▸ **Given instruction**
Search the material below for the word "победители" and copy every line in which it occurs.

▸ **Material shown**
_ _ _ _ _
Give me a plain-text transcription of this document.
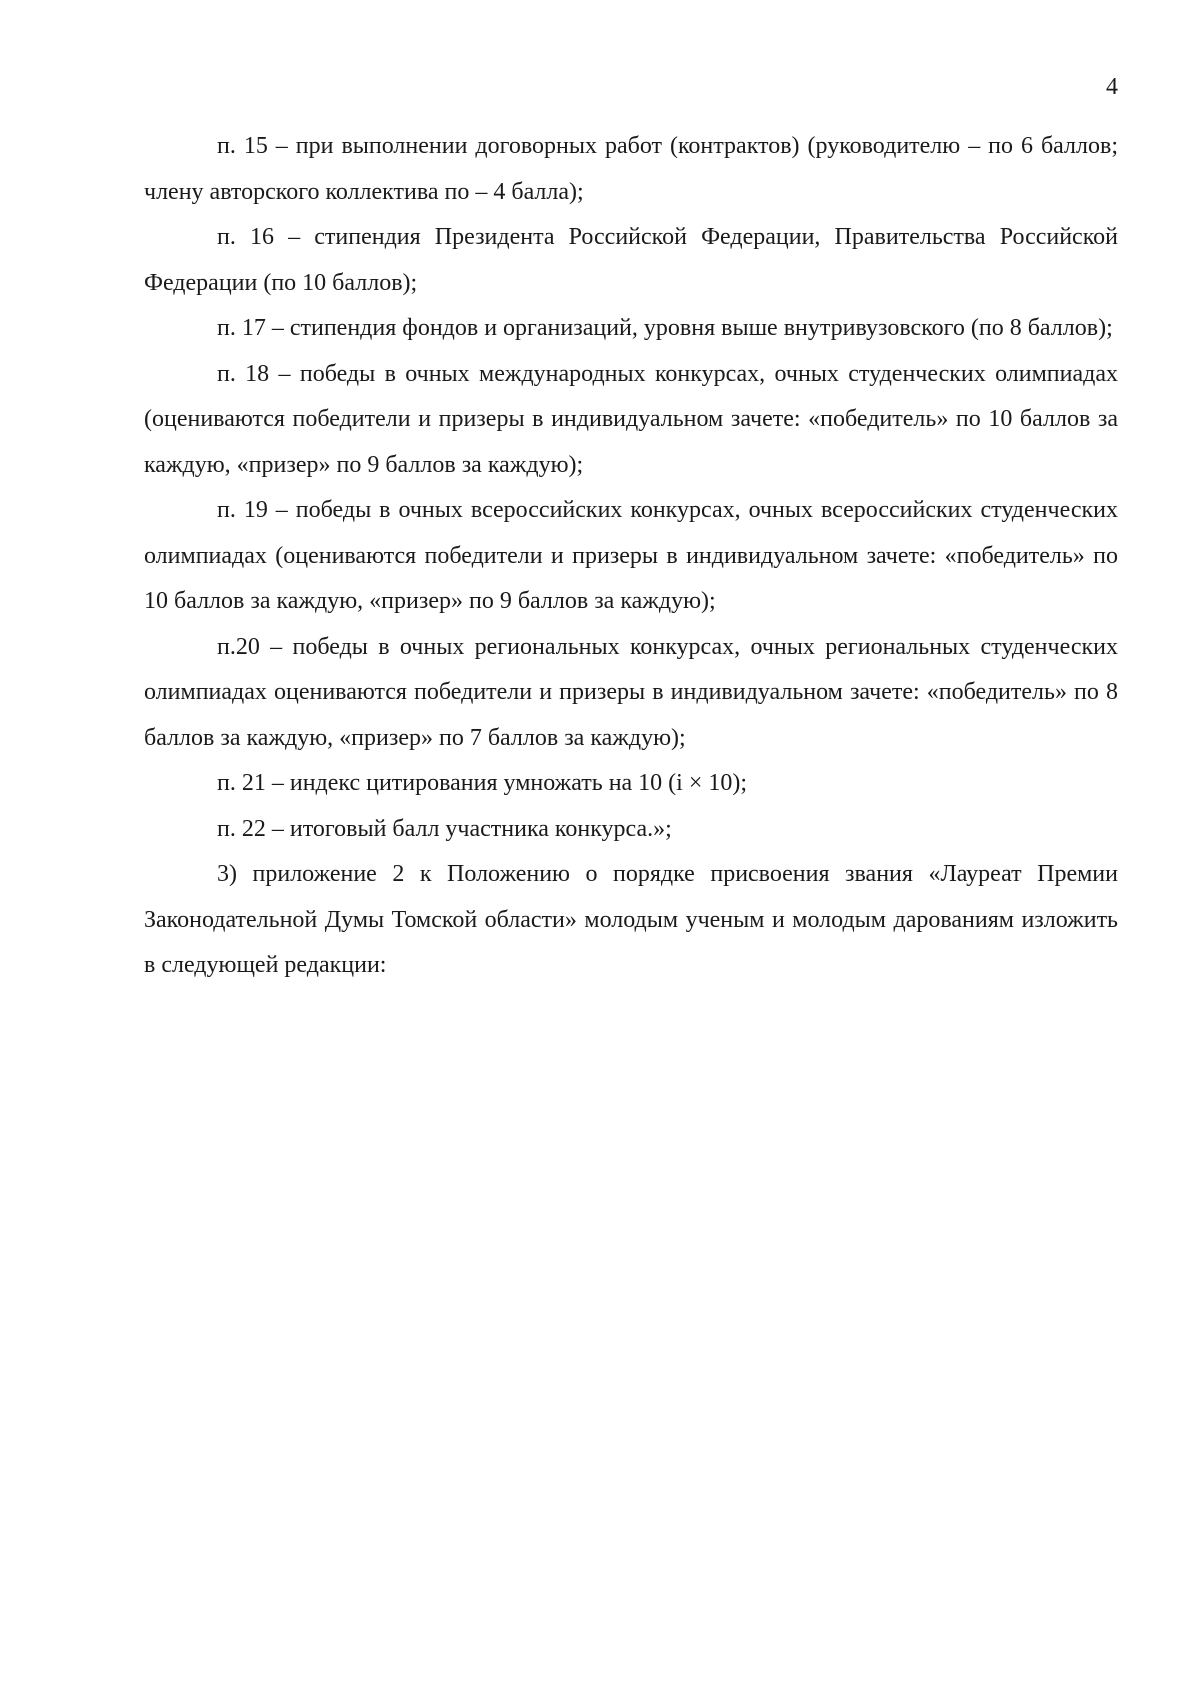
4

п. 15 – при выполнении договорных работ (контрактов) (руководителю – по 6 баллов; члену авторского коллектива по – 4 балла);

п. 16 – стипендия Президента Российской Федерации, Правительства Российской Федерации (по 10 баллов);

п. 17 – стипендия фондов и организаций, уровня выше внутривузовского (по 8 баллов);

п. 18 – победы в очных международных конкурсах, очных студенческих олимпиадах (оцениваются победители и призеры в индивидуальном зачете: «победитель» по 10 баллов за каждую, «призер» по 9 баллов за каждую);

п. 19 – победы в очных всероссийских конкурсах, очных всероссийских студенческих олимпиадах (оцениваются победители и призеры в индивидуальном зачете: «победитель» по 10 баллов за каждую, «призер» по 9 баллов за каждую);

п.20 – победы в очных региональных конкурсах, очных региональных студенческих олимпиадах оцениваются победители и призеры в индивидуальном зачете: «победитель» по 8 баллов за каждую, «призер» по 7 баллов за каждую);

п. 21 – индекс цитирования умножать на 10 (i × 10);

п. 22 – итоговый балл участника конкурса.»;

3) приложение 2 к Положению о порядке присвоения звания «Лауреат Премии Законодательной Думы Томской области» молодым ученым и молодым дарованиям изложить в следующей редакции:
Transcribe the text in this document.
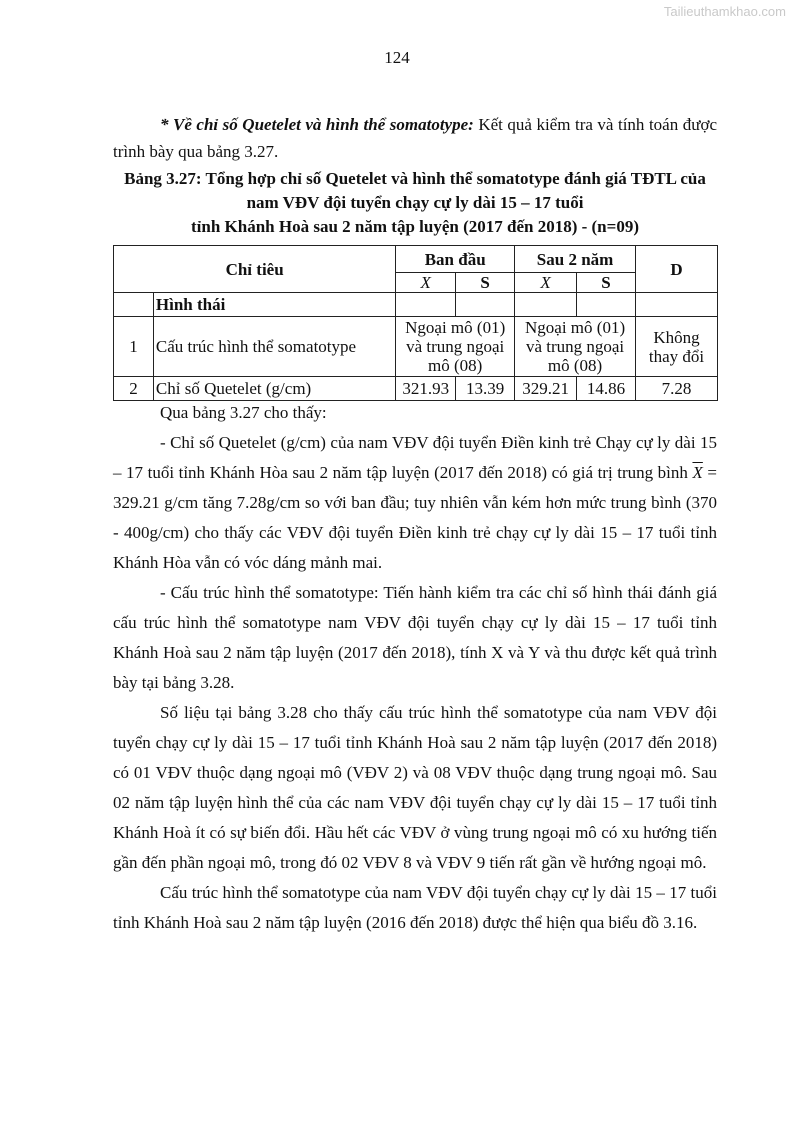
Tailieuthamkhao.com
124
* Về chỉ số Quetelet và hình thể somatotype: Kết quả kiểm tra và tính toán được trình bày qua bảng 3.27.
Bảng 3.27: Tổng hợp chỉ số Quetelet và hình thể somatotype đánh giá TĐTL của
nam VĐV đội tuyển chạy cự ly dài 15 – 17 tuổi
tỉnh Khánh Hoà sau 2 năm tập luyện (2017 đến 2018) - (n=09)
Chỉ tiêu		Ban đầu		Sau 2 năm		D
		$\overline{X}$	S	$\overline{X}$	S	
	Hình thái					
1	Cấu trúc hình thể somatotype	Ngoại mô (01) và trung ngoại mô (08)		Ngoại mô (01) và trung ngoại mô (08)		Không thay đổi
2	Chỉ số Quetelet (g/cm)	321.93	13.39	329.21	14.86	7.28

Qua bảng 3.27 cho thấy:

- Chỉ số Quetelet (g/cm) của nam VĐV đội tuyển Điền kinh trẻ Chạy cự ly dài 15 – 17 tuổi tỉnh Khánh Hòa sau 2 năm tập luyện (2017 đến 2018) có giá trị trung bình $\overline{X} = 329.21$ g/cm tăng 7.28g/cm so với ban đầu; tuy nhiên vẫn kém hơn mức trung bình (370 - 400g/cm) cho thấy các VĐV đội tuyển Điền kinh trẻ chạy cự ly dài 15 – 17 tuổi tỉnh Khánh Hòa vẫn có vóc dáng mảnh mai.

- Cấu trúc hình thể somatotype: Tiến hành kiểm tra các chỉ số hình thái đánh giá cấu trúc hình thể somatotype nam VĐV đội tuyển chạy cự ly dài 15 – 17 tuổi tỉnh Khánh Hoà sau 2 năm tập luyện (2017 đến 2018), tính X và Y và thu được kết quả trình bày tại bảng 3.28.

Số liệu tại bảng 3.28 cho thấy cấu trúc hình thể somatotype của nam VĐV đội tuyển chạy cự ly dài 15 – 17 tuổi tỉnh Khánh Hoà sau 2 năm tập luyện (2017 đến 2018) có 01 VĐV thuộc dạng ngoại mô (VĐV 2) và 08 VĐV thuộc dạng trung ngoại mô. Sau 02 năm tập luyện hình thể của các nam VĐV đội tuyển chạy cự ly dài 15 – 17 tuổi tỉnh Khánh Hoà ít có sự biến đổi. Hầu hết các VĐV ở vùng trung ngoại mô có xu hướng tiến gần đến phần ngoại mô, trong đó 02 VĐV 8 và VĐV 9 tiến rất gần về hướng ngoại mô.

Cấu trúc hình thể somatotype của nam VĐV đội tuyển chạy cự ly dài 15 – 17 tuổi tỉnh Khánh Hoà sau 2 năm tập luyện (2016 đến 2018) được thể hiện qua biểu đồ 3.16.
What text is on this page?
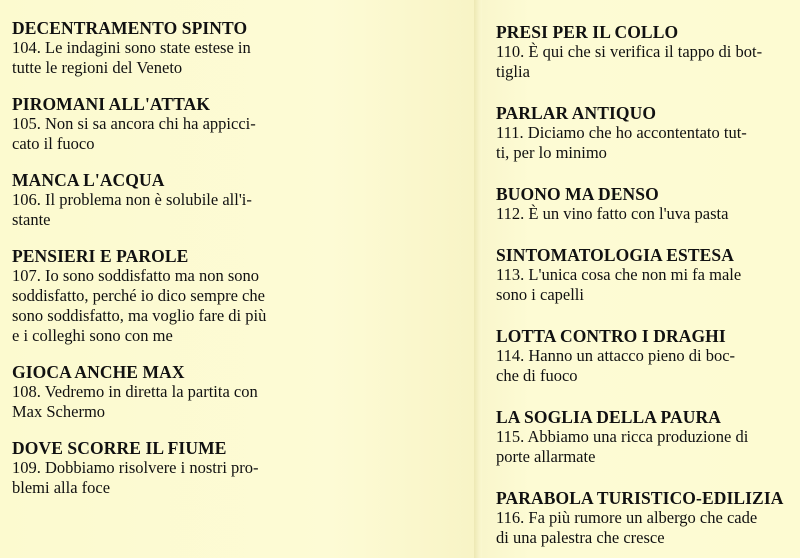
DECENTRAMENTO SPINTO
104. Le indagini sono state estese in
tutte le regioni del Veneto
PIROMANI ALL'ATTAK
105. Non si sa ancora chi ha appicci-
cato il fuoco
MANCA L'ACQUA
106. Il problema non è solubile all'i-
stante
PENSIERI E PAROLE
107. Io sono soddisfatto ma non sono
soddisfatto, perché io dico sempre che
sono soddisfatto, ma voglio fare di più
e i colleghi sono con me
GIOCA ANCHE MAX
108. Vedremo in diretta la partita con
Max Schermo
DOVE SCORRE IL FIUME
109. Dobbiamo risolvere i nostri pro-
blemi alla foce
PRESI PER IL COLLO
110. È qui che si verifica il tappo di bot-
tiglia
PARLAR ANTIQUO
111. Diciamo che ho accontentato tut-
ti, per lo minimo
BUONO MA DENSO
112. È un vino fatto con l'uva pasta
SINTOMATOLOGIA ESTESA
113. L'unica cosa che non mi fa male
sono i capelli
LOTTA CONTRO I DRAGHI
114. Hanno un attacco pieno di boc-
che di fuoco
LA SOGLIA DELLA PAURA
115. Abbiamo una ricca produzione di
porte allarmate
PARABOLA TURISTICO-EDILIZIA
116. Fa più rumore un albergo che cade
di una palestra che cresce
_ _ _ _ _
▸ **Exercise answer**
п. 18 – победы в очных международных конкурсах, очных студенческих олимпиадах (оцениваются победители и призеры в индивидуальном зачете: «победитель» по 10 баллов за каждую, «призер» по 9 баллов за каждую);
п. 19 – победы в очных всероссийских конкурсах, очных всероссийских студенческих олимпиадах (оцениваются победители и призеры в индивидуальном зачете: «победитель» по 10 баллов за каждую, «призер» по 9 баллов за каждую);
п.20 – победы в очных региональных конкурсах, очных региональных студенческих олимпиадах оцениваются победители и призеры в индивидуальном зачете: «победитель» по 8 баллов за каждую, «призер» по 7 баллов за каждую);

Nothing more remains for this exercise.